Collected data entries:

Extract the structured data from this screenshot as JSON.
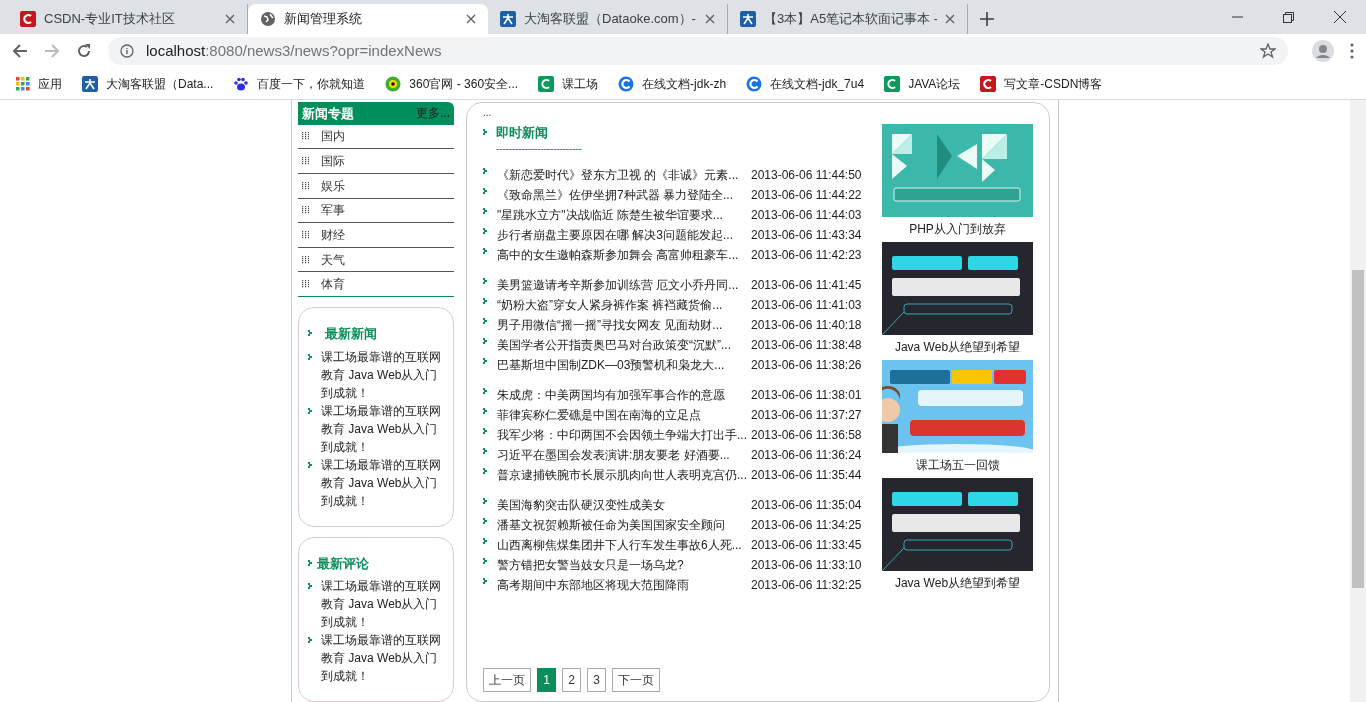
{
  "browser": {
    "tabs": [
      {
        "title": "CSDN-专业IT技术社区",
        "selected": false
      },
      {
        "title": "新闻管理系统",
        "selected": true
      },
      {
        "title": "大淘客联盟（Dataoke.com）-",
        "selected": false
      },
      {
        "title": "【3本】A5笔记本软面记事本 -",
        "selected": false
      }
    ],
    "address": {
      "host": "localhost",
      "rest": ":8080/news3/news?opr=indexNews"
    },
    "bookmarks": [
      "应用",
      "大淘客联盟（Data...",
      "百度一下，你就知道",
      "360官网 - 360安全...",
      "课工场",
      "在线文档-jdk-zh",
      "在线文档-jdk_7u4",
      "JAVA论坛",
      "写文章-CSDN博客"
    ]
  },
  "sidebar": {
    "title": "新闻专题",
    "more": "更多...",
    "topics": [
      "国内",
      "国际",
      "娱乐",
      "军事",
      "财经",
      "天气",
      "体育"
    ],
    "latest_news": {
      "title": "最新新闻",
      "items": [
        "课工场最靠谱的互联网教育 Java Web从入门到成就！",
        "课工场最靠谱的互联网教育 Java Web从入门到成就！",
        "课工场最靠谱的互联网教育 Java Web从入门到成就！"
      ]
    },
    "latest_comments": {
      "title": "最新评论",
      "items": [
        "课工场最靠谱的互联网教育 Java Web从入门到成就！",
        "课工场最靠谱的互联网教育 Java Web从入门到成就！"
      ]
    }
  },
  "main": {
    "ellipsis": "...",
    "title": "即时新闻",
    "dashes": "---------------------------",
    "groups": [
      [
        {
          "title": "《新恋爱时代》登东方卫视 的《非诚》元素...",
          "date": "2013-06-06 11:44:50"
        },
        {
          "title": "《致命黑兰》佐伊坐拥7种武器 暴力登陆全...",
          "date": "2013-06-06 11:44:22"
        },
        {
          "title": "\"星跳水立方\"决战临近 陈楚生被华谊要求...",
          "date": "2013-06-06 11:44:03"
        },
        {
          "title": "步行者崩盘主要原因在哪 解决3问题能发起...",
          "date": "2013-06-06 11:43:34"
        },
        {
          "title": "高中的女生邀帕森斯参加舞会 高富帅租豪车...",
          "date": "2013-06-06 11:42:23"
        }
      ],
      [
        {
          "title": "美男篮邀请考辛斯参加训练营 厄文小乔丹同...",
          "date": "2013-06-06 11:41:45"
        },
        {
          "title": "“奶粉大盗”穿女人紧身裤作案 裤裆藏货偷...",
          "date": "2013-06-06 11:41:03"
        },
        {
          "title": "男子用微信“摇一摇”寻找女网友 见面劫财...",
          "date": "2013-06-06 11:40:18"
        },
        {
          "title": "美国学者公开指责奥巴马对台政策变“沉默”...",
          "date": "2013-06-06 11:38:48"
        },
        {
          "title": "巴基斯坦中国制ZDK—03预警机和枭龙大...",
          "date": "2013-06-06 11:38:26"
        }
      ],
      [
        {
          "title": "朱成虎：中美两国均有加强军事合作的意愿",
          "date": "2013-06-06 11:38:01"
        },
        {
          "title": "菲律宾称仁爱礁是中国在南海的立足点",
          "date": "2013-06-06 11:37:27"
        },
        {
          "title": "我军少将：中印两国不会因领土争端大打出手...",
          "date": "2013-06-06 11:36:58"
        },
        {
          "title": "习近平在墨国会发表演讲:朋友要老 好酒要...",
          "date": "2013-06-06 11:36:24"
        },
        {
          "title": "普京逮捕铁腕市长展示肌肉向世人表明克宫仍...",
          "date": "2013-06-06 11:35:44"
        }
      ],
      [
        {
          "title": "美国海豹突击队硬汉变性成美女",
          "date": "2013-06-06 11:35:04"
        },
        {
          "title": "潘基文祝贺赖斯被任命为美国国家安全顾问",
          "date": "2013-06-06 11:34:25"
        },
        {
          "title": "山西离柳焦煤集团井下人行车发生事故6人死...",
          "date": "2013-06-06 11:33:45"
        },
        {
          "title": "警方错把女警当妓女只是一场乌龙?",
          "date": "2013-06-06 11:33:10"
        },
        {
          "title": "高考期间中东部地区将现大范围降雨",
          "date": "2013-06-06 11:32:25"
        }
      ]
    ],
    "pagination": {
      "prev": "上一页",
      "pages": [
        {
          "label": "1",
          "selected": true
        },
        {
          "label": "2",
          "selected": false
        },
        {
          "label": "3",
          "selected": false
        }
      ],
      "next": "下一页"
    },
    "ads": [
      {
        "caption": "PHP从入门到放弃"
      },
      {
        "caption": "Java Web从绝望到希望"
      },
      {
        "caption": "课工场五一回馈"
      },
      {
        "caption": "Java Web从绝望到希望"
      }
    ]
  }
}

▶ Directions
Restate the full listing verbatim and drop every picture.

▶ Reply to the task
Extract the structured data from this screenshot as JSON.
{
  "browser": {
    "tabs": [
      {
        "title": "CSDN-专业IT技术社区",
        "selected": false
      },
      {
        "title": "新闻管理系统",
        "selected": true
      },
      {
        "title": "大淘客联盟（Dataoke.com）-",
        "selected": false
      },
      {
        "title": "【3本】A5笔记本软面记事本 -",
        "selected": false
      }
    ],
    "address": {
      "host": "localhost",
      "rest": ":8080/news3/news?opr=indexNews"
    },
    "bookmarks": [
      "应用",
      "大淘客联盟（Data...",
      "百度一下，你就知道",
      "360官网 - 360安全...",
      "课工场",
      "在线文档-jdk-zh",
      "在线文档-jdk_7u4",
      "JAVA论坛",
      "写文章-CSDN博客"
    ]
  },
  "sidebar": {
    "title": "新闻专题",
    "more": "更多...",
    "topics": [
      "国内",
      "国际",
      "娱乐",
      "军事",
      "财经",
      "天气",
      "体育"
    ],
    "latest_news": {
      "title": "最新新闻",
      "items": [
        "课工场最靠谱的互联网教育 Java Web从入门到成就！",
        "课工场最靠谱的互联网教育 Java Web从入门到成就！",
        "课工场最靠谱的互联网教育 Java Web从入门到成就！"
      ]
    },
    "latest_comments": {
      "title": "最新评论",
      "items": [
        "课工场最靠谱的互联网教育 Java Web从入门到成就！",
        "课工场最靠谱的互联网教育 Java Web从入门到成就！"
      ]
    }
  },
  "main": {
    "ellipsis": "...",
    "title": "即时新闻",
    "dashes": "---------------------------",
    "groups": [
      [
        {
          "title": "《新恋爱时代》登东方卫视 的《非诚》元素...",
          "date": "2013-06-06 11:44:50"
        },
        {
          "title": "《致命黑兰》佐伊坐拥7种武器 暴力登陆全...",
          "date": "2013-06-06 11:44:22"
        },
        {
          "title": "\"星跳水立方\"决战临近 陈楚生被华谊要求...",
          "date": "2013-06-06 11:44:03"
        },
        {
          "title": "步行者崩盘主要原因在哪 解决3问题能发起...",
          "date": "2013-06-06 11:43:34"
        },
        {
          "title": "高中的女生邀帕森斯参加舞会 高富帅租豪车...",
          "date": "2013-06-06 11:42:23"
        }
      ],
      [
        {
          "title": "美男篮邀请考辛斯参加训练营 厄文小乔丹同...",
          "date": "2013-06-06 11:41:45"
        },
        {
          "title": "“奶粉大盗”穿女人紧身裤作案 裤裆藏货偷...",
          "date": "2013-06-06 11:41:03"
        },
        {
          "title": "男子用微信“摇一摇”寻找女网友 见面劫财...",
          "date": "2013-06-06 11:40:18"
        },
        {
          "title": "美国学者公开指责奥巴马对台政策变“沉默”...",
          "date": "2013-06-06 11:38:48"
        },
        {
          "title": "巴基斯坦中国制ZDK—03预警机和枭龙大...",
          "date": "2013-06-06 11:38:26"
        }
      ],
      [
        {
          "title": "朱成虎：中美两国均有加强军事合作的意愿",
          "date": "2013-06-06 11:38:01"
        },
        {
          "title": "菲律宾称仁爱礁是中国在南海的立足点",
          "date": "2013-06-06 11:37:27"
        },
        {
          "title": "我军少将：中印两国不会因领土争端大打出手...",
          "date": "2013-06-06 11:36:58"
        },
        {
          "title": "习近平在墨国会发表演讲:朋友要老 好酒要...",
          "date": "2013-06-06 11:36:24"
        },
        {
          "title": "普京逮捕铁腕市长展示肌肉向世人表明克宫仍...",
          "date": "2013-06-06 11:35:44"
        }
      ],
      [
        {
          "title": "美国海豹突击队硬汉变性成美女",
          "date": "2013-06-06 11:35:04"
        },
        {
          "title": "潘基文祝贺赖斯被任命为美国国家安全顾问",
          "date": "2013-06-06 11:34:25"
        },
        {
          "title": "山西离柳焦煤集团井下人行车发生事故6人死...",
          "date": "2013-06-06 11:33:45"
        },
        {
          "title": "警方错把女警当妓女只是一场乌龙?",
          "date": "2013-06-06 11:33:10"
        },
        {
          "title": "高考期间中东部地区将现大范围降雨",
          "date": "2013-06-06 11:32:25"
        }
      ]
    ],
    "pagination": {
      "prev": "上一页",
      "pages": [
        {
          "label": "1",
          "selected": true
        },
        {
          "label": "2",
          "selected": false
        },
        {
          "label": "3",
          "selected": false
        }
      ],
      "next": "下一页"
    },
    "ads": [
      {
        "caption": "PHP从入门到放弃"
      },
      {
        "caption": "Java Web从绝望到希望"
      },
      {
        "caption": "课工场五一回馈"
      },
      {
        "caption": "Java Web从绝望到希望"
      }
    ]
  }
}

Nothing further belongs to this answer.